* _DIRECTIONS_
Pick out each line of the records in which the word "caption" appears.

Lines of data
- - - - -

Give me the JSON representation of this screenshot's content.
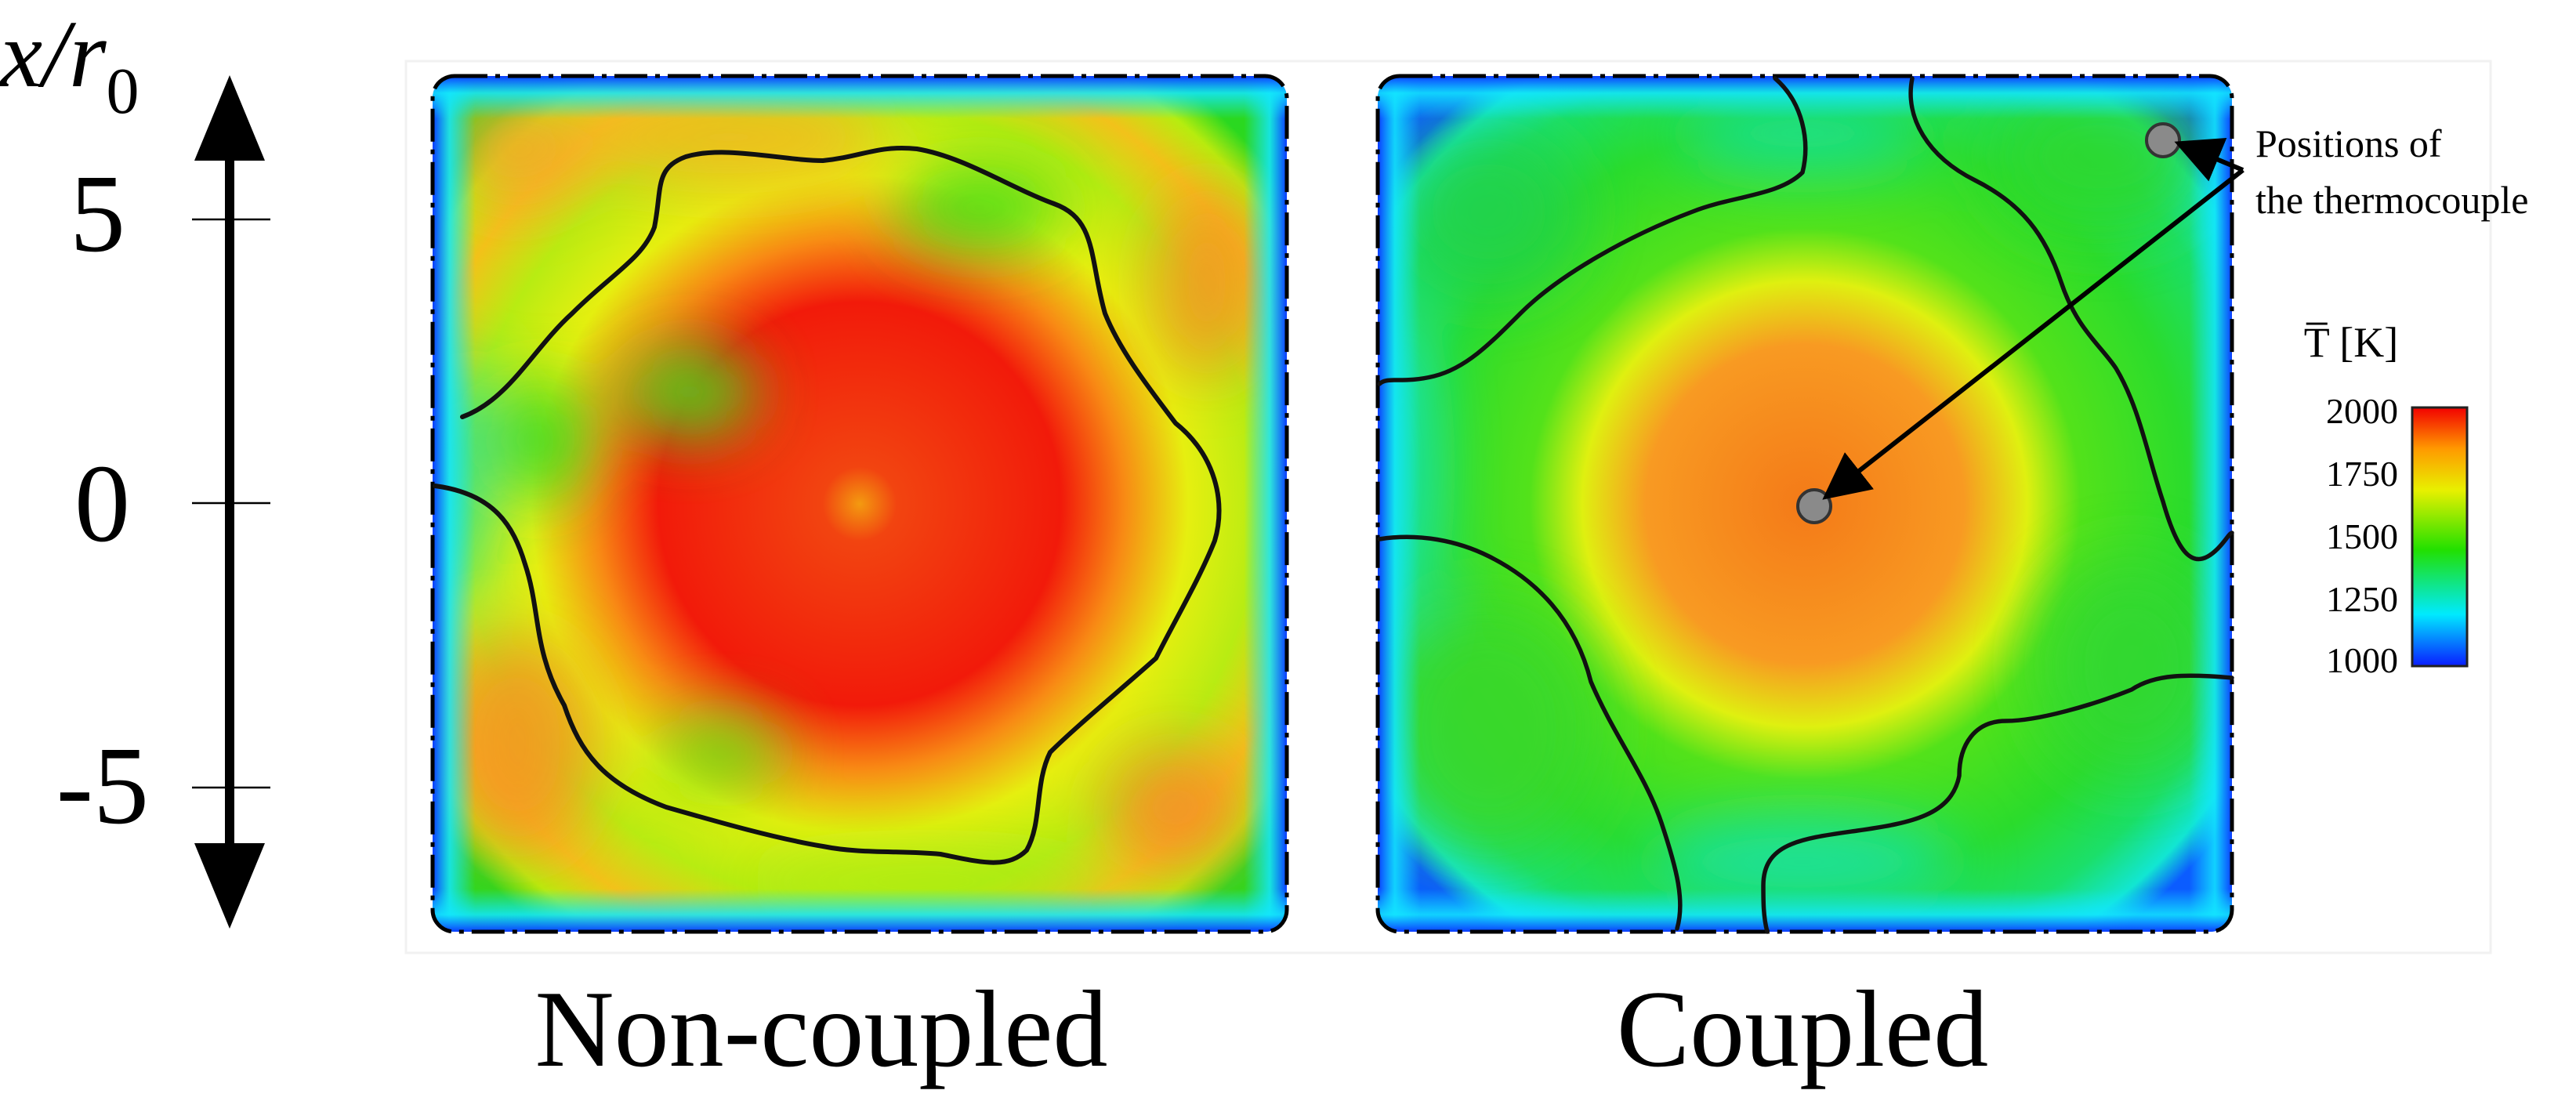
{
  "axis": {
    "label_x": "x",
    "label_slash": "/",
    "label_r": "r",
    "label_sub": "0",
    "ticks": [
      "5",
      "0",
      "-5"
    ]
  },
  "panels": [
    {
      "caption": "Non-coupled"
    },
    {
      "caption": "Coupled"
    }
  ],
  "annotation": {
    "line1": "Positions of",
    "line2": "the thermocouple"
  },
  "colorbar": {
    "title": "T̅ [K]",
    "ticks": [
      "2000",
      "1750",
      "1500",
      "1250",
      "1000"
    ],
    "colors": [
      "#0a1cff",
      "#00eaff",
      "#22e000",
      "#e8f000",
      "#ff9a00",
      "#f20000"
    ]
  }
}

- - - - -

* _RESPONSE TO THIS EXERCISE_
      "caption": "Non-coupled"
      "caption": "Coupled"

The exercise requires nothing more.